● EXERCISE GOAL:
Write out the whole listing word for word.

● Entries taken from a collection:
────

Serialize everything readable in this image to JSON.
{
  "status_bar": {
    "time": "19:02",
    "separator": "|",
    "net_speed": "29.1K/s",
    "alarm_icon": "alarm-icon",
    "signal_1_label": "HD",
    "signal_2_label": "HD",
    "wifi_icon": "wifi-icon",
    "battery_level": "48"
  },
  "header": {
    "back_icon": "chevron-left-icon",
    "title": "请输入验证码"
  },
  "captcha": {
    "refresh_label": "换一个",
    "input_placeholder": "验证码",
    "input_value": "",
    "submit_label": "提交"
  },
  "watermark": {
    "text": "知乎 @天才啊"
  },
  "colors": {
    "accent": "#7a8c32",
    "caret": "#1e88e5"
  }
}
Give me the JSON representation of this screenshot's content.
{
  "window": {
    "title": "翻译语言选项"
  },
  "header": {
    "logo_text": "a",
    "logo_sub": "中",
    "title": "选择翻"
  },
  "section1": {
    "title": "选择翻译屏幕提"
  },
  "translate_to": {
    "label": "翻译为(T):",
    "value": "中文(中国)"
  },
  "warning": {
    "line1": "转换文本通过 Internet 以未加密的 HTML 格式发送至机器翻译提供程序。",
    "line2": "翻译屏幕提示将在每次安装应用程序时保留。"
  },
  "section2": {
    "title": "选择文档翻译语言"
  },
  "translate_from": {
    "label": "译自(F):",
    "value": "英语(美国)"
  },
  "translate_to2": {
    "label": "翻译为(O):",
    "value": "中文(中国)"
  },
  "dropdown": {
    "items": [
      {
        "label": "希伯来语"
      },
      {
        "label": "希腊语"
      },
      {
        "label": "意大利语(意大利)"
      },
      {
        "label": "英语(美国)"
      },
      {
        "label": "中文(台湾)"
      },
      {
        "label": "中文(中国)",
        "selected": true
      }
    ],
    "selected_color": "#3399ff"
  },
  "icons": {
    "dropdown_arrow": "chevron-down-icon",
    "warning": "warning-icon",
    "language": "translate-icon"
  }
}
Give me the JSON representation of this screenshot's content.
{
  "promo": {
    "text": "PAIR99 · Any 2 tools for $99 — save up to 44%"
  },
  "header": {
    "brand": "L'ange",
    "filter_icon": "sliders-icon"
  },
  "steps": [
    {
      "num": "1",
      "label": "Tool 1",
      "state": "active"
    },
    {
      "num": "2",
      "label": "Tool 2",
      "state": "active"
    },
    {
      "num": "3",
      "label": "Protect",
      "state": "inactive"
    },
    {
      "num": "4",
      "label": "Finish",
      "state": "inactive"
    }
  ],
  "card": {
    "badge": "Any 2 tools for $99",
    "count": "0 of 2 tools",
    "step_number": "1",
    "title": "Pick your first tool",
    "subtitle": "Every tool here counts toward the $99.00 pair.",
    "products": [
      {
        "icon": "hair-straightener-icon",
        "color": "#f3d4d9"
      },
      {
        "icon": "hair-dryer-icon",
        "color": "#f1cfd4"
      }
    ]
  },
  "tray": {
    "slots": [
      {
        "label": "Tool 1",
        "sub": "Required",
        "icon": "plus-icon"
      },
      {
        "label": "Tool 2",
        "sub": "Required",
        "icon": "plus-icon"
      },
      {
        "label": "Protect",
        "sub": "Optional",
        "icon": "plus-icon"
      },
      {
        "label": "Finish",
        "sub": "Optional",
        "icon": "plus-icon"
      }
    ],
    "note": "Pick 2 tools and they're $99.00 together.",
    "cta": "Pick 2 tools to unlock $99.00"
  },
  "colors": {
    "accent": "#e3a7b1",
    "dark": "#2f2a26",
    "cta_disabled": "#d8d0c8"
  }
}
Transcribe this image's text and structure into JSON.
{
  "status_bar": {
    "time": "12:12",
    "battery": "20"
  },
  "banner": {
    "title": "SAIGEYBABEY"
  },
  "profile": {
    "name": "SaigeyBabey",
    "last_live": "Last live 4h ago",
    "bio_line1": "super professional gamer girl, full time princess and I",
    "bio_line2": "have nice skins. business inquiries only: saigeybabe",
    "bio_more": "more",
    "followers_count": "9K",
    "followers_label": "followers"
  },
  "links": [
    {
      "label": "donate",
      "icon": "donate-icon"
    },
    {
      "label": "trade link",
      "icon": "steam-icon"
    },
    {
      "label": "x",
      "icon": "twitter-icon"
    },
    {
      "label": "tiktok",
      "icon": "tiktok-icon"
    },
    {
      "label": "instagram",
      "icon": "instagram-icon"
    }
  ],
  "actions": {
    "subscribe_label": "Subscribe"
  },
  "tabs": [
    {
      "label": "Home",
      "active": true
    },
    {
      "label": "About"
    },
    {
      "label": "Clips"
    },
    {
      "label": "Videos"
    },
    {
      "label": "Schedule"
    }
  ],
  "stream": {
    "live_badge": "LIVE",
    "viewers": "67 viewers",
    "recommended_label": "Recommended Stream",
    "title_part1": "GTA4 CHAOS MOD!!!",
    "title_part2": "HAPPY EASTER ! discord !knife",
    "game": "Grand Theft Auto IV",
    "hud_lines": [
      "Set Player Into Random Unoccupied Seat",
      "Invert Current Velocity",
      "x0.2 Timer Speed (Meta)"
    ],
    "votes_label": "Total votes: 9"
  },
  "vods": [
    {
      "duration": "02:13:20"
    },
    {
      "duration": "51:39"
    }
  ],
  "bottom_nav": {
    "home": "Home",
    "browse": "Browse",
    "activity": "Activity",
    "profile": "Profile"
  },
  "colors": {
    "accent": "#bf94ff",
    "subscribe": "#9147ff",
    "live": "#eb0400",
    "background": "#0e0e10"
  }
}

────

● RESULT OF THE EXERCISE:
Serialize everything readable in this image to JSON.
{
  "status_bar": {
    "time": "19:02",
    "separator": "|",
    "net_speed": "29.1K/s",
    "alarm_icon": "alarm-icon",
    "signal_1_label": "HD",
    "signal_2_label": "HD",
    "wifi_icon": "wifi-icon",
    "battery_level": "48"
  },
  "header": {
    "back_icon": "chevron-left-icon",
    "title": "请输入验证码"
  },
  "captcha": {
    "refresh_label": "换一个",
    "input_placeholder": "验证码",
    "input_value": "",
    "submit_label": "提交"
  },
  "watermark": {
    "text": "知乎 @天才啊"
  },
  "colors": {
    "accent": "#7a8c32",
    "caret": "#1e88e5"
  }
}
Give me the JSON representation of this screenshot's content.
{
  "window": {
    "title": "翻译语言选项"
  },
  "header": {
    "logo_text": "a",
    "logo_sub": "中",
    "title": "选择翻"
  },
  "section1": {
    "title": "选择翻译屏幕提"
  },
  "translate_to": {
    "label": "翻译为(T):",
    "value": "中文(中国)"
  },
  "warning": {
    "line1": "转换文本通过 Internet 以未加密的 HTML 格式发送至机器翻译提供程序。",
    "line2": "翻译屏幕提示将在每次安装应用程序时保留。"
  },
  "section2": {
    "title": "选择文档翻译语言"
  },
  "translate_from": {
    "label": "译自(F):",
    "value": "英语(美国)"
  },
  "translate_to2": {
    "label": "翻译为(O):",
    "value": "中文(中国)"
  },
  "dropdown": {
    "items": [
      {
        "label": "希伯来语"
      },
      {
        "label": "希腊语"
      },
      {
        "label": "意大利语(意大利)"
      },
      {
        "label": "英语(美国)"
      },
      {
        "label": "中文(台湾)"
      },
      {
        "label": "中文(中国)",
        "selected": true
      }
    ],
    "selected_color": "#3399ff"
  },
  "icons": {
    "dropdown_arrow": "chevron-down-icon",
    "warning": "warning-icon",
    "language": "translate-icon"
  }
}
Give me the JSON representation of this screenshot's content.
{
  "promo": {
    "text": "PAIR99 · Any 2 tools for $99 — save up to 44%"
  },
  "header": {
    "brand": "L'ange",
    "filter_icon": "sliders-icon"
  },
  "steps": [
    {
      "num": "1",
      "label": "Tool 1",
      "state": "active"
    },
    {
      "num": "2",
      "label": "Tool 2",
      "state": "active"
    },
    {
      "num": "3",
      "label": "Protect",
      "state": "inactive"
    },
    {
      "num": "4",
      "label": "Finish",
      "state": "inactive"
    }
  ],
  "card": {
    "badge": "Any 2 tools for $99",
    "count": "0 of 2 tools",
    "step_number": "1",
    "title": "Pick your first tool",
    "subtitle": "Every tool here counts toward the $99.00 pair.",
    "products": [
      {
        "icon": "hair-straightener-icon",
        "color": "#f3d4d9"
      },
      {
        "icon": "hair-dryer-icon",
        "color": "#f1cfd4"
      }
    ]
  },
  "tray": {
    "slots": [
      {
        "label": "Tool 1",
        "sub": "Required",
        "icon": "plus-icon"
      },
      {
        "label": "Tool 2",
        "sub": "Required",
        "icon": "plus-icon"
      },
      {
        "label": "Protect",
        "sub": "Optional",
        "icon": "plus-icon"
      },
      {
        "label": "Finish",
        "sub": "Optional",
        "icon": "plus-icon"
      }
    ],
    "note": "Pick 2 tools and they're $99.00 together.",
    "cta": "Pick 2 tools to unlock $99.00"
  },
  "colors": {
    "accent": "#e3a7b1",
    "dark": "#2f2a26",
    "cta_disabled": "#d8d0c8"
  }
}
Transcribe this image's text and structure into JSON.
{
  "status_bar": {
    "time": "12:12",
    "battery": "20"
  },
  "banner": {
    "title": "SAIGEYBABEY"
  },
  "profile": {
    "name": "SaigeyBabey",
    "last_live": "Last live 4h ago",
    "bio_line1": "super professional gamer girl, full time princess and I",
    "bio_line2": "have nice skins. business inquiries only: saigeybabe",
    "bio_more": "more",
    "followers_count": "9K",
    "followers_label": "followers"
  },
  "links": [
    {
      "label": "donate",
      "icon": "donate-icon"
    },
    {
      "label": "trade link",
      "icon": "steam-icon"
    },
    {
      "label": "x",
      "icon": "twitter-icon"
    },
    {
      "label": "tiktok",
      "icon": "tiktok-icon"
    },
    {
      "label": "instagram",
      "icon": "instagram-icon"
    }
  ],
  "actions": {
    "subscribe_label": "Subscribe"
  },
  "tabs": [
    {
      "label": "Home",
      "active": true
    },
    {
      "label": "About"
    },
    {
      "label": "Clips"
    },
    {
      "label": "Videos"
    },
    {
      "label": "Schedule"
    }
  ],
  "stream": {
    "live_badge": "LIVE",
    "viewers": "67 viewers",
    "recommended_label": "Recommended Stream",
    "title_part1": "GTA4 CHAOS MOD!!!",
    "title_part2": "HAPPY EASTER ! discord !knife",
    "game": "Grand Theft Auto IV",
    "hud_lines": [
      "Set Player Into Random Unoccupied Seat",
      "Invert Current Velocity",
      "x0.2 Timer Speed (Meta)"
    ],
    "votes_label": "Total votes: 9"
  },
  "vods": [
    {
      "duration": "02:13:20"
    },
    {
      "duration": "51:39"
    }
  ],
  "bottom_nav": {
    "home": "Home",
    "browse": "Browse",
    "activity": "Activity",
    "profile": "Profile"
  },
  "colors": {
    "accent": "#bf94ff",
    "subscribe": "#9147ff",
    "live": "#eb0400",
    "background": "#0e0e10"
  }
}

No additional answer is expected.